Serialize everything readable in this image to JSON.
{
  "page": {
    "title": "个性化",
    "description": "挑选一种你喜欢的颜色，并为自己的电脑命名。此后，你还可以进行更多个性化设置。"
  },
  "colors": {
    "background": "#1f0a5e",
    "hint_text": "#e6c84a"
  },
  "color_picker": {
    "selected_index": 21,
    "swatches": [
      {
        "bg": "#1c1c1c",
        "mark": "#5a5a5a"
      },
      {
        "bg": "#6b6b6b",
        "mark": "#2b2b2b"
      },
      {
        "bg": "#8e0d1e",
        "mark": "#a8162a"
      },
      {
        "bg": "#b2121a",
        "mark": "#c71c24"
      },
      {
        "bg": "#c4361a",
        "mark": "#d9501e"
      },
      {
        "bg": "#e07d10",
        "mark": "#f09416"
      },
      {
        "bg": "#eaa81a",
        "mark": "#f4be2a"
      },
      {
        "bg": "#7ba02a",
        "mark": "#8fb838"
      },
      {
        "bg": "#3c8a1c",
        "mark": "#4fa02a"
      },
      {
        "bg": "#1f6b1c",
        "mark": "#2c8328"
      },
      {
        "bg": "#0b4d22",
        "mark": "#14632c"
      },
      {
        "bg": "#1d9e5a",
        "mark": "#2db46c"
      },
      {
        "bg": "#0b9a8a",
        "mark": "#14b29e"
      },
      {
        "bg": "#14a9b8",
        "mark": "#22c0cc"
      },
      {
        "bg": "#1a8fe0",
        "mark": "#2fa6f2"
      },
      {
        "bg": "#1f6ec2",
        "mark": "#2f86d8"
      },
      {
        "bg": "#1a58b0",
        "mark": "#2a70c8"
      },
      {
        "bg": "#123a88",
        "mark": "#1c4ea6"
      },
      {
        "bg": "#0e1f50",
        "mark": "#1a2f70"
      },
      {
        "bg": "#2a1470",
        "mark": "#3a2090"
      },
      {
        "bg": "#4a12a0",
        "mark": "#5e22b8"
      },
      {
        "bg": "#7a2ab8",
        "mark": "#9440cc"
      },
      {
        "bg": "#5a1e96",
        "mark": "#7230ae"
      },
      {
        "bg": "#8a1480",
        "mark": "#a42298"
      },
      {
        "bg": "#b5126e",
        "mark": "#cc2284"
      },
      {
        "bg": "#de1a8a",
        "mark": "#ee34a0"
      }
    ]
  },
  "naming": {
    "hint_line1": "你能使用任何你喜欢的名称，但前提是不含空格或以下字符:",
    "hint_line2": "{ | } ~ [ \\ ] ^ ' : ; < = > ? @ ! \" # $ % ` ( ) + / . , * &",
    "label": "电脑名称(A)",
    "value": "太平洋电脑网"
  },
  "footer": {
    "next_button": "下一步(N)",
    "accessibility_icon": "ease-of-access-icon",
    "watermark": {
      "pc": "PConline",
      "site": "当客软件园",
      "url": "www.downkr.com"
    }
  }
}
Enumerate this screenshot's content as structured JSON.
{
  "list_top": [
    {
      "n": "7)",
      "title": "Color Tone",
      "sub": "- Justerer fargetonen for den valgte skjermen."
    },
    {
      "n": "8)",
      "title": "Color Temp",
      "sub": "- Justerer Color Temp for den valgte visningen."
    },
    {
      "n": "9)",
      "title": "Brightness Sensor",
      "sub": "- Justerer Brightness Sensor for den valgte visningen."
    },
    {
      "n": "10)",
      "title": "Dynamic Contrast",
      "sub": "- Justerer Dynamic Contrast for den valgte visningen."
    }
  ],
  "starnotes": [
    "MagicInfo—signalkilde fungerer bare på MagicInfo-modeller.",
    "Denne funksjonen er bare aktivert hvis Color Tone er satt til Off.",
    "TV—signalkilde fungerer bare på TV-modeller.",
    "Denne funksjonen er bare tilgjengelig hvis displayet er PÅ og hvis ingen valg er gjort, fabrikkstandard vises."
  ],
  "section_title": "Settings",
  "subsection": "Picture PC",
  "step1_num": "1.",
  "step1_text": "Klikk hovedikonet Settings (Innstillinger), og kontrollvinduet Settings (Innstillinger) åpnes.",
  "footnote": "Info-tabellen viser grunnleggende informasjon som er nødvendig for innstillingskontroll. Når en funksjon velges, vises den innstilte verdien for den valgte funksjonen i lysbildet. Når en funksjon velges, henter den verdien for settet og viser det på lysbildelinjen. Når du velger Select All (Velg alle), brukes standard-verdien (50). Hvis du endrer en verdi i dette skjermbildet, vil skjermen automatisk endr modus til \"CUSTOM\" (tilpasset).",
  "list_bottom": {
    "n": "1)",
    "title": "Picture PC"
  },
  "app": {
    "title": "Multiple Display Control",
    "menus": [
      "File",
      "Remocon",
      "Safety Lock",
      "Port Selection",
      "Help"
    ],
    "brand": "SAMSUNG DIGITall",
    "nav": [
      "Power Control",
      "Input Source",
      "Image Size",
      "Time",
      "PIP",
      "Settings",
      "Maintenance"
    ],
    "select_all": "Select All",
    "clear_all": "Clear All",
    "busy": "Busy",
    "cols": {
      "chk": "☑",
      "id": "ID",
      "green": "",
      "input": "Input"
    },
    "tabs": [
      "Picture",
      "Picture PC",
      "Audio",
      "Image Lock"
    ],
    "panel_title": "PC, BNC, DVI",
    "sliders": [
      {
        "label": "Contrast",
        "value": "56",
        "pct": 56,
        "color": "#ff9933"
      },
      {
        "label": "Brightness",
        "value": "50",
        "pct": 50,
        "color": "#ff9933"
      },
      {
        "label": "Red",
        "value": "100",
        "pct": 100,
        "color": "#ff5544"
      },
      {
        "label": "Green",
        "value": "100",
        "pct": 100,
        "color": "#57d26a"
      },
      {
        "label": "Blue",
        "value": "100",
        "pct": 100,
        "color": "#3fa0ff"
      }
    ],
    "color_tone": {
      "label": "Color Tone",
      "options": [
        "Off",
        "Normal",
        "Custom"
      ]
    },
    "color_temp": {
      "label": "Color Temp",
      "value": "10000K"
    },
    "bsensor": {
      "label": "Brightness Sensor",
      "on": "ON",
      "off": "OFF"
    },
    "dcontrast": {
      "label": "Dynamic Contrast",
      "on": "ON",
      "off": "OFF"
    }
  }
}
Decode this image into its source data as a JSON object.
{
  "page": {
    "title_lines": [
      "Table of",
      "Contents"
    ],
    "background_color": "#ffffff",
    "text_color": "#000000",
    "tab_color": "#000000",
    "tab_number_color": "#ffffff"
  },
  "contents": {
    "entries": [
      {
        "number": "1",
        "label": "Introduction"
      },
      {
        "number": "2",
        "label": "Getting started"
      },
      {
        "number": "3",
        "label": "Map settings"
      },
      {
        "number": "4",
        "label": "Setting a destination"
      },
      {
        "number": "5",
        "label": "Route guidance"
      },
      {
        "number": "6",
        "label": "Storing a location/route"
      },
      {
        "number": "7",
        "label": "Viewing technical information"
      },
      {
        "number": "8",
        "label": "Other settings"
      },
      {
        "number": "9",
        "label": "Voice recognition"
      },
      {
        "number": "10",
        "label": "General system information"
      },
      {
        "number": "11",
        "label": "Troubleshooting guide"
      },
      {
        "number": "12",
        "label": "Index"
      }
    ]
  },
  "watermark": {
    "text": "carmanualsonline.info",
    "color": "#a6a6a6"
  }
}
--------
What is being asked :: Exactly reproduce the lines that run from the line with "Decode this image" through the last line of the records, inclusive.

Response ::
Decode this image into its source data as a JSON object.
{
  "page": {
    "title_lines": [
      "Table of",
      "Contents"
    ],
    "background_color": "#ffffff",
    "text_color": "#000000",
    "tab_color": "#000000",
    "tab_number_color": "#ffffff"
  },
  "contents": {
    "entries": [
      {
        "number": "1",
        "label": "Introduction"
      },
      {
        "number": "2",
        "label": "Getting started"
      },
      {
        "number": "3",
        "label": "Map settings"
      },
      {
        "number": "4",
        "label": "Setting a destination"
      },
      {
        "number": "5",
        "label": "Route guidance"
      },
      {
        "number": "6",
        "label": "Storing a location/route"
      },
      {
        "number": "7",
        "label": "Viewing technical information"
      },
      {
        "number": "8",
        "label": "Other settings"
      },
      {
        "number": "9",
        "label": "Voice recognition"
      },
      {
        "number": "10",
        "label": "General system information"
      },
      {
        "number": "11",
        "label": "Troubleshooting guide"
      },
      {
        "number": "12",
        "label": "Index"
      }
    ]
  },
  "watermark": {
    "text": "carmanualsonline.info",
    "color": "#a6a6a6"
  }
}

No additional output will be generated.